----- Exercise inputs -----

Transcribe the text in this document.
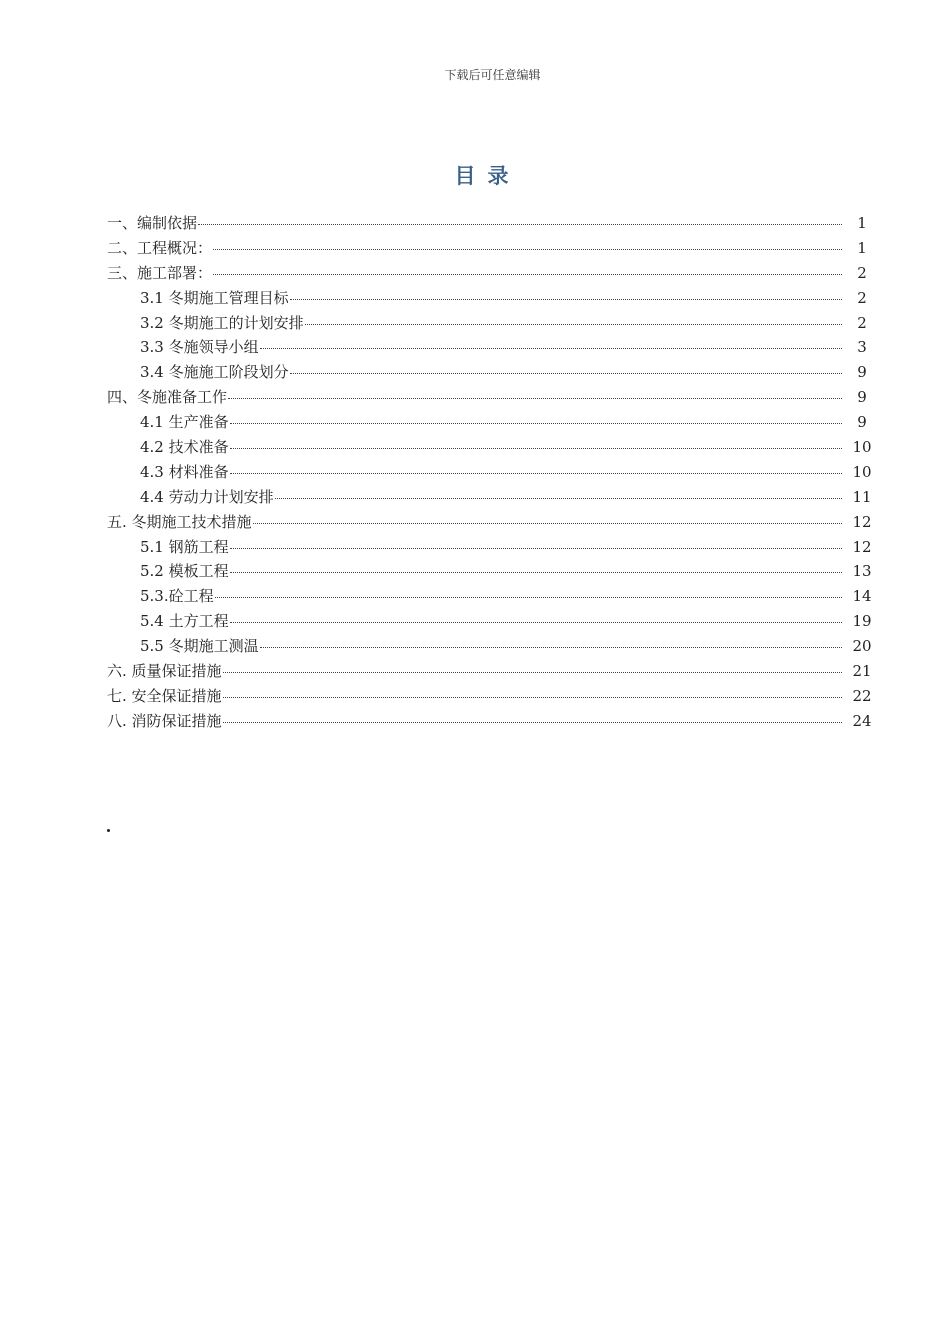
下载后可任意编辑
目录
一、编制依据	1
二、工程概况：	1
三、施工部署：	2
3.1 冬期施工管理目标	2
3.2 冬期施工的计划安排	2
3.3 冬施领导小组	3
3.4 冬施施工阶段划分	9
四、冬施准备工作	9
4.1 生产准备	9
4.2 技术准备	10
4.3 材料准备	10
4.4 劳动力计划安排	11
五. 冬期施工技术措施	12
5.1 钢筋工程	12
5.2 模板工程	13
5.3.砼工程	14
5.4 土方工程	19
5.5 冬期施工测温	20
六. 质量保证措施	21
七. 安全保证措施	22
八. 消防保证措施	24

-----

Objective
Take the entries shown above and quote them verbatim, passing over the pictures.

Reply
Transcribe the text in this document.
下载后可任意编辑
目录
一、编制依据	1
二、工程概况：	1
三、施工部署：	2
3.1 冬期施工管理目标	2
3.2 冬期施工的计划安排	2
3.3 冬施领导小组	3
3.4 冬施施工阶段划分	9
四、冬施准备工作	9
4.1 生产准备	9
4.2 技术准备	10
4.3 材料准备	10
4.4 劳动力计划安排	11
五. 冬期施工技术措施	12
5.1 钢筋工程	12
5.2 模板工程	13
5.3.砼工程	14
5.4 土方工程	19
5.5 冬期施工测温	20
六. 质量保证措施	21
七. 安全保证措施	22
八. 消防保证措施	24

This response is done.